* Document section
Error handling in C programming for embedded systems

Aguilera

Error handling in C programming for embedded systems [Copy link]

1. Error Concept
1.1 Error Classification
In terms of severity, program errors can be divided into fatal and non-fatal. For fatal errors, no recovery action can be performed. The most that can be performed is to print an error message on the user's screen or write it to a log file, and then terminate the program. For non-fatal errors, most are temporary in nature (such as resource shortages), and the general recovery action is to try again after a delay.
In terms of interactivity, program errors can be divided into user errors and internal errors. User errors are presented to users and usually indicate errors in user operations; while internal program errors are presented to programmers (who may carry data details that are not accessible to users) for error checking and troubleshooting.
Application developers can decide which errors to recover and how to recover. For example, if the disk is full, consider deleting non-essential or expired data; if the network connection fails, consider reestablishing the connection after a short delay. Choosing a reasonable error recovery strategy can avoid abnormal termination of the application, thereby improving its robustness.
1.2 Processing Steps
Error handling is the handling of any unexpected or abnormal conditions that occur during program execution. Typical error handling includes five steps:
1) Software errors occur during program execution. The error may be caused by a hardware response event (such as division by zero) that is mapped as a software error by the underlying driver or kernel.
2) The cause of the error and related information are recorded with an error indicator (such as an integer or structure).
3) The program detects the error (reads the error indicator, or it actively reports it);
4) The program decides how to handle the error (ignore, partially handle, or completely handle);
5) Resume or terminate the execution of the program.
The above steps are expressed in C language code as follows:
int func()
{
int bIsErrOccur = 0;
//do something that might invoke errors
if(bIsErrOccur) //Stage 1: error occurred
return -1; //Stage 2: generate error indicator
//...
return 0;
}

int main(void)
{
if(func() != 0) //Stage 3: detect error
{
//Stage 4: handle error
}
//Stage 5: recover or abort
return 0;
}
The caller may hope that a successful return from the function indicates complete success, and that the program will be restored to the state before the call in case of failure (but it is difficult for the called function to guarantee this).
2. Error Propagation
2.1 Return Value and Return Parameters
The C language usually uses the return value to indicate whether the function is executed successfully. The caller checks the return value through statements such as if to determine the execution status of the function. Several common calling forms are as follows:
if((p = malloc(100)) == NULL)
//...

if((c = getchar()) == EOF)
//...

if((ticks = clock()) < 0)
//...

Spatial annotation records:
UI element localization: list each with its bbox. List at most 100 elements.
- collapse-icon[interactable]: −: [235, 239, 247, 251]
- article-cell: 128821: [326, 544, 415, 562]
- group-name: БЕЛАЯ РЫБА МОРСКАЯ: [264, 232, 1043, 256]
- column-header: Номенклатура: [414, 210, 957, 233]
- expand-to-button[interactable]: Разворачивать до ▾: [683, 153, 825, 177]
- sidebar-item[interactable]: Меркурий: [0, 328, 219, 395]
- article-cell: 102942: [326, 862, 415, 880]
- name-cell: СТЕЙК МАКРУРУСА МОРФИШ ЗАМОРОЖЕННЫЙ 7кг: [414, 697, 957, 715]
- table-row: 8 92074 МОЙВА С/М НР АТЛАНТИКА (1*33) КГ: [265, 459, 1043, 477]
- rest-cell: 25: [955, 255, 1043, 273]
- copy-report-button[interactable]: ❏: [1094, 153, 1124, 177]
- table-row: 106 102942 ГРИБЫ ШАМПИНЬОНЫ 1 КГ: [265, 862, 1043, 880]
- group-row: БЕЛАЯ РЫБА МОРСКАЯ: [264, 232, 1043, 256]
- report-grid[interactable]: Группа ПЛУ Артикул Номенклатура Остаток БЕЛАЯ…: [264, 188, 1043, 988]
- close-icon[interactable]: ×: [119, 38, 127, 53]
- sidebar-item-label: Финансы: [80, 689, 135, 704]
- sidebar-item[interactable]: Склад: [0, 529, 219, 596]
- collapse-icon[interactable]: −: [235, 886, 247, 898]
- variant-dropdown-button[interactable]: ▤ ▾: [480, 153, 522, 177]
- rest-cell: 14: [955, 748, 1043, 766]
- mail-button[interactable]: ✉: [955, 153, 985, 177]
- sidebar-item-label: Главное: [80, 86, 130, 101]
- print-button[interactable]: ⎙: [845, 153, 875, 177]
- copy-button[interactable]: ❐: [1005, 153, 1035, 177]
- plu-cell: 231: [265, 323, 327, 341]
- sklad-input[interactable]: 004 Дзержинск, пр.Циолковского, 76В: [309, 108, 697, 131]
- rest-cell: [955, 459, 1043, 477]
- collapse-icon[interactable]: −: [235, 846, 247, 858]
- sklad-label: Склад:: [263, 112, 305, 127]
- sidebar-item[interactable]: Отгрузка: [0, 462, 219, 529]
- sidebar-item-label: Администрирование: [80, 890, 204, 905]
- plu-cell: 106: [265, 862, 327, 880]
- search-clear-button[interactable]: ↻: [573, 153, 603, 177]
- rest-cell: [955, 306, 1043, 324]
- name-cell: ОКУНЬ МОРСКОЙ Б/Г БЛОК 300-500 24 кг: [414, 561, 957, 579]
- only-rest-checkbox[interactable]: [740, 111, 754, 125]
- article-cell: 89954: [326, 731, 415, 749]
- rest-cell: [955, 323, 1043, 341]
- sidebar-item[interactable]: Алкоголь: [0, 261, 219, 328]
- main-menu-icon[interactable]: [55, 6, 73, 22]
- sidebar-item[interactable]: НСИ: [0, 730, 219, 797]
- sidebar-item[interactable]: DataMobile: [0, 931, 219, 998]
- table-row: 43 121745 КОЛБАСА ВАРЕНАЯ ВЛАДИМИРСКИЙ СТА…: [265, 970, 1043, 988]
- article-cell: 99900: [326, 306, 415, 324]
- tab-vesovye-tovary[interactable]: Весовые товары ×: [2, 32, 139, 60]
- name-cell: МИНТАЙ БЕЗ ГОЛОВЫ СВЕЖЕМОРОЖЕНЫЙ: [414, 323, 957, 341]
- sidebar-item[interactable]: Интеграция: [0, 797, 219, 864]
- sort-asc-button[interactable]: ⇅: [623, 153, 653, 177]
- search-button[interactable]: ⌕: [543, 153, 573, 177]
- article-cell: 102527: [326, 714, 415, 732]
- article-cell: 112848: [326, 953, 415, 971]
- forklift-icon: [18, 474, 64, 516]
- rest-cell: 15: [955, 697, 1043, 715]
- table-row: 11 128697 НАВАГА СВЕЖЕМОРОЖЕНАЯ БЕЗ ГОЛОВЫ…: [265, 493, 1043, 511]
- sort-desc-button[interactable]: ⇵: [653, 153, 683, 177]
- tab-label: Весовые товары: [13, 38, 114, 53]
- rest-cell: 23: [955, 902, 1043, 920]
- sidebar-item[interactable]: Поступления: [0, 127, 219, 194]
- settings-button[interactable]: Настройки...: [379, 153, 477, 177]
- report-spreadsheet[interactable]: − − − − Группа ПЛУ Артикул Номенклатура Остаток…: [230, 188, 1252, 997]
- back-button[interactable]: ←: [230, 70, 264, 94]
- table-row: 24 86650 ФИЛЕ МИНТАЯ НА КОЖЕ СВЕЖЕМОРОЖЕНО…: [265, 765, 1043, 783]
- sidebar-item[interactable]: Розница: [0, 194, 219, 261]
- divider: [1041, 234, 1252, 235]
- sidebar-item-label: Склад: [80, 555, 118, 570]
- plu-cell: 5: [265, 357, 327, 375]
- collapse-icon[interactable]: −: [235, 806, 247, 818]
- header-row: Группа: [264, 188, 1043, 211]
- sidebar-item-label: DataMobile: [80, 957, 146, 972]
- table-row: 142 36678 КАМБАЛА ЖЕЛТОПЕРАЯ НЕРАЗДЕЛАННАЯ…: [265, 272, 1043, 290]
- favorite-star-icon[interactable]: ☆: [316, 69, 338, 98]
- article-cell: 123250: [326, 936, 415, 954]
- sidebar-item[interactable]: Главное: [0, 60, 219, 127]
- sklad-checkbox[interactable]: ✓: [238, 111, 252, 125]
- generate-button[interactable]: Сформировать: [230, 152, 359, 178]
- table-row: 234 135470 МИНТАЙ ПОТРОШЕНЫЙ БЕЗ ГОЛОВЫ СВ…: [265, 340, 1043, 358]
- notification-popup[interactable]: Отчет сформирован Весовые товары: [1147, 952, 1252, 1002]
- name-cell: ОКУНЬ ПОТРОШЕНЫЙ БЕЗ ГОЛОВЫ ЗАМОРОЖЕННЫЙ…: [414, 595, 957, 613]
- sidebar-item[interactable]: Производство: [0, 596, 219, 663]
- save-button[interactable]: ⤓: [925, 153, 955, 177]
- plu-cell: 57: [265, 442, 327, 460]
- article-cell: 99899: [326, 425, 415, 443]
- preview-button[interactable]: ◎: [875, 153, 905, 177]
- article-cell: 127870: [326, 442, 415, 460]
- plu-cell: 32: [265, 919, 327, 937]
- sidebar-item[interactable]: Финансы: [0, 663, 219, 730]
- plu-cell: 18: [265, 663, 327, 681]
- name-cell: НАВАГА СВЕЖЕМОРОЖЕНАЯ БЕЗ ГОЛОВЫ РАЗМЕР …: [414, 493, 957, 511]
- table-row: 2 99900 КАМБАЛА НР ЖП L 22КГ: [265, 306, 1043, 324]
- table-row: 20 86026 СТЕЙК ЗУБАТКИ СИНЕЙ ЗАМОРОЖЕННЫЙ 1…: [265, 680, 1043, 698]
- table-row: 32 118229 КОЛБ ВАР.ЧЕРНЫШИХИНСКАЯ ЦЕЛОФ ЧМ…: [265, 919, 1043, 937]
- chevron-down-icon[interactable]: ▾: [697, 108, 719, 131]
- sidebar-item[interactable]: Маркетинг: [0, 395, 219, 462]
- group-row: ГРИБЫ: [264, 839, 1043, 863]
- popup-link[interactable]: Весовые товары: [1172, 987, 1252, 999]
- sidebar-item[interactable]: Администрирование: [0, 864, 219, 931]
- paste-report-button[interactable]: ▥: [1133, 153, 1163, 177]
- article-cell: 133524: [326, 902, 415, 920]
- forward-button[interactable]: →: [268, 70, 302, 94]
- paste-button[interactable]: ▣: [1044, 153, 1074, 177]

* Tasks and exercises
a – Answer these questions about the post on error handling in C:
(i) In terms of severity, into which two kinds can program errors be divided?
(ii) What is the general recovery action for most non-fatal errors?
(iii) What does the C language usually use to indicate whether a function executed successfully?
b – Convert everything in the records from the first line down to the line containing "- sidebar-item-label: Главное: [80, 86, 130, 101]" into a JSON list of strings, one string per line, with blank lines left out.
The text and the records have no connection to each other.

* Expected answers
a –
(i) Fatal and non-fatal errors.
(ii) Trying again after a delay.
(iii) The return value.

b –
[
  "UI element localization: list each with its bbox. List at most 100 elements.",
  "- collapse-icon[interactable]: −: [235, 239, 247, 251]",
  "- article-cell: 128821: [326, 544, 415, 562]",
  "- group-name: БЕЛАЯ РЫБА МОРСКАЯ: [264, 232, 1043, 256]",
  "- column-header: Номенклатура: [414, 210, 957, 233]",
  "- expand-to-button[interactable]: Разворачивать до ▾: [683, 153, 825, 177]",
  "- sidebar-item[interactable]: Меркурий: [0, 328, 219, 395]",
  "- article-cell: 102942: [326, 862, 415, 880]",
  "- name-cell: СТЕЙК МАКРУРУСА МОРФИШ ЗАМОРОЖЕННЫЙ 7кг: [414, 697, 957, 715]",
  "- table-row: 8 92074 МОЙВА С/М НР АТЛАНТИКА (1*33) КГ: [265, 459, 1043, 477]",
  "- rest-cell: 25: [955, 255, 1043, 273]",
  "- copy-report-button[interactable]: ❏: [1094, 153, 1124, 177]",
  "- table-row: 106 102942 ГРИБЫ ШАМПИНЬОНЫ 1 КГ: [265, 862, 1043, 880]",
  "- group-row: БЕЛАЯ РЫБА МОРСКАЯ: [264, 232, 1043, 256]",
  "- report-grid[interactable]: Группа ПЛУ Артикул Номенклатура Остаток БЕЛАЯ…: [264, 188, 1043, 988]",
  "- close-icon[interactable]: ×: [119, 38, 127, 53]",
  "- sidebar-item-label: Финансы: [80, 689, 135, 704]",
  "- sidebar-item[interactable]: Склад: [0, 529, 219, 596]",
  "- collapse-icon[interactable]: −: [235, 886, 247, 898]",
  "- variant-dropdown-button[interactable]: ▤ ▾: [480, 153, 522, 177]",
  "- rest-cell: 14: [955, 748, 1043, 766]",
  "- mail-button[interactable]: ✉: [955, 153, 985, 177]",
  "- sidebar-item-label: Главное: [80, 86, 130, 101]"
]